### Directions for this task
Images must not appear in your copy; reproduce every other part of the records exactly.

### The data
· · · · · · ·
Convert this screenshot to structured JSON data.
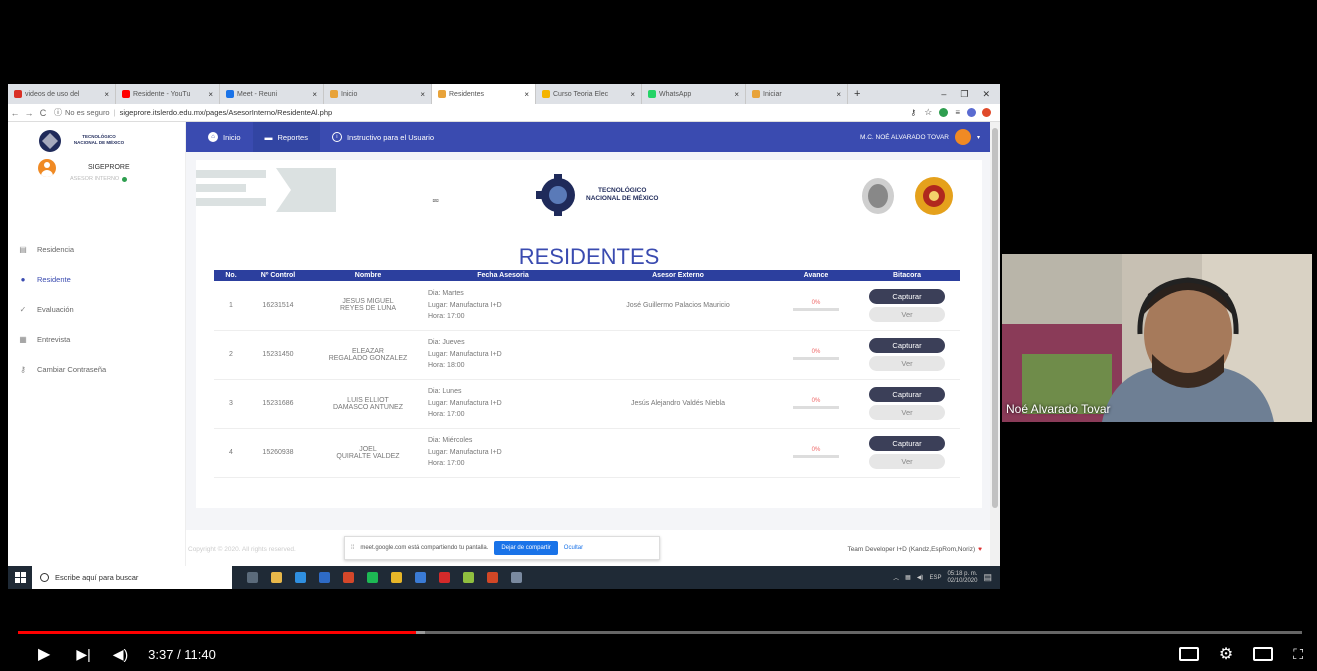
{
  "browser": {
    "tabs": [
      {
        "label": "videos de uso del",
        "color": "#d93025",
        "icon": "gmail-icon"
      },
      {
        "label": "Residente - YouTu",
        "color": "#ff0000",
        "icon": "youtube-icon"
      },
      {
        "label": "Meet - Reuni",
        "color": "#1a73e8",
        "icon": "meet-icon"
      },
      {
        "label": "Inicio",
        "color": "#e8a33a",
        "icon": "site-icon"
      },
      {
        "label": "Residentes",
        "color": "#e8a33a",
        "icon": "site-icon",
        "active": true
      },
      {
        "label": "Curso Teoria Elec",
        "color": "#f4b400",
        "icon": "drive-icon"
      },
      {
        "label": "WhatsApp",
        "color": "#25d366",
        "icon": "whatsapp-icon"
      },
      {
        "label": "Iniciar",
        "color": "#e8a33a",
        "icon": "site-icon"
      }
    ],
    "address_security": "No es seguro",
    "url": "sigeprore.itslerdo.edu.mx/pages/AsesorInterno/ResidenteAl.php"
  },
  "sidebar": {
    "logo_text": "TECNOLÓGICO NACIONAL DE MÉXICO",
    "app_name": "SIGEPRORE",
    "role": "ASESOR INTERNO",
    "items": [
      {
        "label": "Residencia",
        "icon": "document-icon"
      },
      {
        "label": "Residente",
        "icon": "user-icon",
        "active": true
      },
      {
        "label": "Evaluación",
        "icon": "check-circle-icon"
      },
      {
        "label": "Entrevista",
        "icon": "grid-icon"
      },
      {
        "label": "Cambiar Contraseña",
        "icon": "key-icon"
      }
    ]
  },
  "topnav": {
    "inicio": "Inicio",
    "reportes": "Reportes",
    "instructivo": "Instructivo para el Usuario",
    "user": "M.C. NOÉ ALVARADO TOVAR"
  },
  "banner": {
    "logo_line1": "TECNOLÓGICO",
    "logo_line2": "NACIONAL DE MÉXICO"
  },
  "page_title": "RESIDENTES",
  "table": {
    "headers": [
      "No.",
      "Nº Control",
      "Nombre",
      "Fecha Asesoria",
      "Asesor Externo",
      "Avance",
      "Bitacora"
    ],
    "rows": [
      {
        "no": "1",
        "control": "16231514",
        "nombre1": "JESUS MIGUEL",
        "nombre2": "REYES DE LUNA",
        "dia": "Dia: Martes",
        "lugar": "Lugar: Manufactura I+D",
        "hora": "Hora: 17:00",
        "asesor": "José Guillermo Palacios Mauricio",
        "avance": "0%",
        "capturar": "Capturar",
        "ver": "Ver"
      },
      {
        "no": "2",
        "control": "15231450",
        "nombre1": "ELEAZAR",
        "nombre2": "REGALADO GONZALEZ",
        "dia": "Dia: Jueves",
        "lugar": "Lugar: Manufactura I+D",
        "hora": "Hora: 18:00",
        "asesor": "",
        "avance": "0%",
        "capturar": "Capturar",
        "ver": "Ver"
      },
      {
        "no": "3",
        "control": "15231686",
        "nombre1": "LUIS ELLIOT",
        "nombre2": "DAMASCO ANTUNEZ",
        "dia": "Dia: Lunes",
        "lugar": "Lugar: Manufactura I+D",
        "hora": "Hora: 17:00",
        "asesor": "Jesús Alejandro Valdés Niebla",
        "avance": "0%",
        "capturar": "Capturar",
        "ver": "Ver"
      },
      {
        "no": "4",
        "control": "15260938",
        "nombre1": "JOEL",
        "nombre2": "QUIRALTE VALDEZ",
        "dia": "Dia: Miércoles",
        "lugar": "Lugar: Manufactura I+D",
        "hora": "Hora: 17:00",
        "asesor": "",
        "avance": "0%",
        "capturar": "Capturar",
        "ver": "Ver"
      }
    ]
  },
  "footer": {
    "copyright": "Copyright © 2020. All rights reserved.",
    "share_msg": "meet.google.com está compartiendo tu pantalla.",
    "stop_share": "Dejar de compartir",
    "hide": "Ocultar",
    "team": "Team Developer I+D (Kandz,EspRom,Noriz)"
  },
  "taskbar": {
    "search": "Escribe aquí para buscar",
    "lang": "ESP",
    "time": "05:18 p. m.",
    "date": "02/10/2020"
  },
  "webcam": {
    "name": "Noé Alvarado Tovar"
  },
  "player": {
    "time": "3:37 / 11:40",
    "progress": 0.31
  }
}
· · · · · · ·
### Result for this task
Convert this screenshot to structured JSON data.
{
  "browser": {
    "tabs": [
      {
        "label": "videos de uso del",
        "color": "#d93025",
        "icon": "gmail-icon"
      },
      {
        "label": "Residente - YouTu",
        "color": "#ff0000",
        "icon": "youtube-icon"
      },
      {
        "label": "Meet - Reuni",
        "color": "#1a73e8",
        "icon": "meet-icon"
      },
      {
        "label": "Inicio",
        "color": "#e8a33a",
        "icon": "site-icon"
      },
      {
        "label": "Residentes",
        "color": "#e8a33a",
        "icon": "site-icon",
        "active": true
      },
      {
        "label": "Curso Teoria Elec",
        "color": "#f4b400",
        "icon": "drive-icon"
      },
      {
        "label": "WhatsApp",
        "color": "#25d366",
        "icon": "whatsapp-icon"
      },
      {
        "label": "Iniciar",
        "color": "#e8a33a",
        "icon": "site-icon"
      }
    ],
    "address_security": "No es seguro",
    "url": "sigeprore.itslerdo.edu.mx/pages/AsesorInterno/ResidenteAl.php"
  },
  "sidebar": {
    "logo_text": "TECNOLÓGICO NACIONAL DE MÉXICO",
    "app_name": "SIGEPRORE",
    "role": "ASESOR INTERNO",
    "items": [
      {
        "label": "Residencia",
        "icon": "document-icon"
      },
      {
        "label": "Residente",
        "icon": "user-icon",
        "active": true
      },
      {
        "label": "Evaluación",
        "icon": "check-circle-icon"
      },
      {
        "label": "Entrevista",
        "icon": "grid-icon"
      },
      {
        "label": "Cambiar Contraseña",
        "icon": "key-icon"
      }
    ]
  },
  "topnav": {
    "inicio": "Inicio",
    "reportes": "Reportes",
    "instructivo": "Instructivo para el Usuario",
    "user": "M.C. NOÉ ALVARADO TOVAR"
  },
  "banner": {
    "logo_line1": "TECNOLÓGICO",
    "logo_line2": "NACIONAL DE MÉXICO"
  },
  "page_title": "RESIDENTES",
  "table": {
    "headers": [
      "No.",
      "Nº Control",
      "Nombre",
      "Fecha Asesoria",
      "Asesor Externo",
      "Avance",
      "Bitacora"
    ],
    "rows": [
      {
        "no": "1",
        "control": "16231514",
        "nombre1": "JESUS MIGUEL",
        "nombre2": "REYES DE LUNA",
        "dia": "Dia: Martes",
        "lugar": "Lugar: Manufactura I+D",
        "hora": "Hora: 17:00",
        "asesor": "José Guillermo Palacios Mauricio",
        "avance": "0%",
        "capturar": "Capturar",
        "ver": "Ver"
      },
      {
        "no": "2",
        "control": "15231450",
        "nombre1": "ELEAZAR",
        "nombre2": "REGALADO GONZALEZ",
        "dia": "Dia: Jueves",
        "lugar": "Lugar: Manufactura I+D",
        "hora": "Hora: 18:00",
        "asesor": "",
        "avance": "0%",
        "capturar": "Capturar",
        "ver": "Ver"
      },
      {
        "no": "3",
        "control": "15231686",
        "nombre1": "LUIS ELLIOT",
        "nombre2": "DAMASCO ANTUNEZ",
        "dia": "Dia: Lunes",
        "lugar": "Lugar: Manufactura I+D",
        "hora": "Hora: 17:00",
        "asesor": "Jesús Alejandro Valdés Niebla",
        "avance": "0%",
        "capturar": "Capturar",
        "ver": "Ver"
      },
      {
        "no": "4",
        "control": "15260938",
        "nombre1": "JOEL",
        "nombre2": "QUIRALTE VALDEZ",
        "dia": "Dia: Miércoles",
        "lugar": "Lugar: Manufactura I+D",
        "hora": "Hora: 17:00",
        "asesor": "",
        "avance": "0%",
        "capturar": "Capturar",
        "ver": "Ver"
      }
    ]
  },
  "footer": {
    "copyright": "Copyright © 2020. All rights reserved.",
    "share_msg": "meet.google.com está compartiendo tu pantalla.",
    "stop_share": "Dejar de compartir",
    "hide": "Ocultar",
    "team": "Team Developer I+D (Kandz,EspRom,Noriz)"
  },
  "taskbar": {
    "search": "Escribe aquí para buscar",
    "lang": "ESP",
    "time": "05:18 p. m.",
    "date": "02/10/2020"
  },
  "webcam": {
    "name": "Noé Alvarado Tovar"
  },
  "player": {
    "time": "3:37 / 11:40",
    "progress": 0.31
  }
}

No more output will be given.